_Input records_

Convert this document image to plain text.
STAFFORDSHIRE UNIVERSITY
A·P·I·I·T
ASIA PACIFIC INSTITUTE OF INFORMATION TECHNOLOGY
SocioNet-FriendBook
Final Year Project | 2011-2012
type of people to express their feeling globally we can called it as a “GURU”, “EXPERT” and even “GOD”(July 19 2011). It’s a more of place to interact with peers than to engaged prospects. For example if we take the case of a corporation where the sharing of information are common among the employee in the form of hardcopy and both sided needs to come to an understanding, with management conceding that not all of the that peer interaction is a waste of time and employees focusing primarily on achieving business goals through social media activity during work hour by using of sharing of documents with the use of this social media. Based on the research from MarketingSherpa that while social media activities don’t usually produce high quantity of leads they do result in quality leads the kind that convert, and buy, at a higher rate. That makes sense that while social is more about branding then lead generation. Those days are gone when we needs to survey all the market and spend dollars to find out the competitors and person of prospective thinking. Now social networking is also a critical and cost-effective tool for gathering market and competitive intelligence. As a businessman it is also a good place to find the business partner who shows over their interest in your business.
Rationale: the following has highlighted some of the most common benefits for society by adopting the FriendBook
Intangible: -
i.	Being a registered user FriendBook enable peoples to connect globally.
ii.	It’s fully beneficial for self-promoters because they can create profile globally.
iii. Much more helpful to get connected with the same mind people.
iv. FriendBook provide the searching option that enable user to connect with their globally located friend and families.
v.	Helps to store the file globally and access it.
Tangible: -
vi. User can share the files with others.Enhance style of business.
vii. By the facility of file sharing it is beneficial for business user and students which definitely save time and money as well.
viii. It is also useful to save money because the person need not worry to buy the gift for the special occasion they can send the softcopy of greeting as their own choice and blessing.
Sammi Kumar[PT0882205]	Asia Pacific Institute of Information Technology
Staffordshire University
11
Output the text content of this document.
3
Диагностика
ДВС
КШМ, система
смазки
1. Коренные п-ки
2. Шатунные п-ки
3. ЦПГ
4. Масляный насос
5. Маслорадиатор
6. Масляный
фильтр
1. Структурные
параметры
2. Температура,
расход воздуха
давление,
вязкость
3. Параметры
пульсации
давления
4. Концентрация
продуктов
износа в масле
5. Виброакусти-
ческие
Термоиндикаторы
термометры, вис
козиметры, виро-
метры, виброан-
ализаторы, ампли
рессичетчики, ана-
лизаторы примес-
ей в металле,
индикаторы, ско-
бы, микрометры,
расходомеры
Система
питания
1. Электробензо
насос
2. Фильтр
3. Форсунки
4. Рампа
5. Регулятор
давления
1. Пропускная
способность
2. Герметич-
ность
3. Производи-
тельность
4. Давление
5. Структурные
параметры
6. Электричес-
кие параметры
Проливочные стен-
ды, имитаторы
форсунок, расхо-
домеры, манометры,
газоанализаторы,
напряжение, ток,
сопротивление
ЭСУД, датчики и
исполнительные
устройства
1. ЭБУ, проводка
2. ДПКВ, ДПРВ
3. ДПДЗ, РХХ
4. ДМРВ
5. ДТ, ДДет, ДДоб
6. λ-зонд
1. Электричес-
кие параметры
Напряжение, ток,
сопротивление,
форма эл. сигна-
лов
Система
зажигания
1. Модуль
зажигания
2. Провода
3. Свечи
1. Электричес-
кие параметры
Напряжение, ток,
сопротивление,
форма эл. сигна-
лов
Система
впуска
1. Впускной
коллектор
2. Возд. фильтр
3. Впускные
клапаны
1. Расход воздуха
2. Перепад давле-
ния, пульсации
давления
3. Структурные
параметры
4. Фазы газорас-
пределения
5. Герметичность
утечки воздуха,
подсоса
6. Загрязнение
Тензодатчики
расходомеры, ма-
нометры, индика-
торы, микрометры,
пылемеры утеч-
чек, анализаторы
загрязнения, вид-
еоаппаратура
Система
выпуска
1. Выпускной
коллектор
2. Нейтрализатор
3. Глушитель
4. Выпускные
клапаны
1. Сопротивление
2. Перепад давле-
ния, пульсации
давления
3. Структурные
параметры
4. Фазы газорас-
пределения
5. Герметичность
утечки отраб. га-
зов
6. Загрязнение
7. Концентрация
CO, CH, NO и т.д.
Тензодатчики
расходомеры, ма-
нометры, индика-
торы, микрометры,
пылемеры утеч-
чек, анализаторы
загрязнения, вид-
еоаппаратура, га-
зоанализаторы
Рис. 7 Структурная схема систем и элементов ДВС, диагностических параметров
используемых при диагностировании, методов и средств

_Problem to work on_
Return each entry from the material above exactly as it appears.

_Written answer_
Convert this document image to plain text.
STAFFORDSHIRE UNIVERSITY
A·P·I·I·T
ASIA PACIFIC INSTITUTE OF INFORMATION TECHNOLOGY
SocioNet-FriendBook
Final Year Project | 2011-2012
type of people to express their feeling globally we can called it as a “GURU”, “EXPERT” and even “GOD”(July 19 2011). It’s a more of place to interact with peers than to engaged prospects. For example if we take the case of a corporation where the sharing of information are common among the employee in the form of hardcopy and both sided needs to come to an understanding, with management conceding that not all of the that peer interaction is a waste of time and employees focusing primarily on achieving business goals through social media activity during work hour by using of sharing of documents with the use of this social media. Based on the research from MarketingSherpa that while social media activities don’t usually produce high quantity of leads they do result in quality leads the kind that convert, and buy, at a higher rate. That makes sense that while social is more about branding then lead generation. Those days are gone when we needs to survey all the market and spend dollars to find out the competitors and person of prospective thinking. Now social networking is also a critical and cost-effective tool for gathering market and competitive intelligence. As a businessman it is also a good place to find the business partner who shows over their interest in your business.
Rationale: the following has highlighted some of the most common benefits for society by adopting the FriendBook
Intangible: -
i.	Being a registered user FriendBook enable peoples to connect globally.
ii.	It’s fully beneficial for self-promoters because they can create profile globally.
iii. Much more helpful to get connected with the same mind people.
iv. FriendBook provide the searching option that enable user to connect with their globally located friend and families.
v.	Helps to store the file globally and access it.
Tangible: -
vi. User can share the files with others.Enhance style of business.
vii. By the facility of file sharing it is beneficial for business user and students which definitely save time and money as well.
viii. It is also useful to save money because the person need not worry to buy the gift for the special occasion they can send the softcopy of greeting as their own choice and blessing.
Sammi Kumar[PT0882205]	Asia Pacific Institute of Information Technology
Staffordshire University
11
Output the text content of this document.
3
Диагностика
ДВС
КШМ, система
смазки
1. Коренные п-ки
2. Шатунные п-ки
3. ЦПГ
4. Масляный насос
5. Маслорадиатор
6. Масляный
фильтр
1. Структурные
параметры
2. Температура,
расход воздуха
давление,
вязкость
3. Параметры
пульсации
давления
4. Концентрация
продуктов
износа в масле
5. Виброакусти-
ческие
Термоиндикаторы
термометры, вис
козиметры, виро-
метры, виброан-
ализаторы, ампли
рессичетчики, ана-
лизаторы примес-
ей в металле,
индикаторы, ско-
бы, микрометры,
расходомеры
Система
питания
1. Электробензо
насос
2. Фильтр
3. Форсунки
4. Рампа
5. Регулятор
давления
1. Пропускная
способность
2. Герметич-
ность
3. Производи-
тельность
4. Давление
5. Структурные
параметры
6. Электричес-
кие параметры
Проливочные стен-
ды, имитаторы
форсунок, расхо-
домеры, манометры,
газоанализаторы,
напряжение, ток,
сопротивление
ЭСУД, датчики и
исполнительные
устройства
1. ЭБУ, проводка
2. ДПКВ, ДПРВ
3. ДПДЗ, РХХ
4. ДМРВ
5. ДТ, ДДет, ДДоб
6. λ-зонд
1. Электричес-
кие параметры
Напряжение, ток,
сопротивление,
форма эл. сигна-
лов
Система
зажигания
1. Модуль
зажигания
2. Провода
3. Свечи
1. Электричес-
кие параметры
Напряжение, ток,
сопротивление,
форма эл. сигна-
лов
Система
впуска
1. Впускной
коллектор
2. Возд. фильтр
3. Впускные
клапаны
1. Расход воздуха
2. Перепад давле-
ния, пульсации
давления
3. Структурные
параметры
4. Фазы газорас-
пределения
5. Герметичность
утечки воздуха,
подсоса
6. Загрязнение
Тензодатчики
расходомеры, ма-
нометры, индика-
торы, микрометры,
пылемеры утеч-
чек, анализаторы
загрязнения, вид-
еоаппаратура
Система
выпуска
1. Выпускной
коллектор
2. Нейтрализатор
3. Глушитель
4. Выпускные
клапаны
1. Сопротивление
2. Перепад давле-
ния, пульсации
давления
3. Структурные
параметры
4. Фазы газорас-
пределения
5. Герметичность
утечки отраб. га-
зов
6. Загрязнение
7. Концентрация
CO, CH, NO и т.д.
Тензодатчики
расходомеры, ма-
нометры, индика-
торы, микрометры,
пылемеры утеч-
чек, анализаторы
загрязнения, вид-
еоаппаратура, га-
зоанализаторы
Рис. 7 Структурная схема систем и элементов ДВС, диагностических параметров
используемых при диагностировании, методов и средств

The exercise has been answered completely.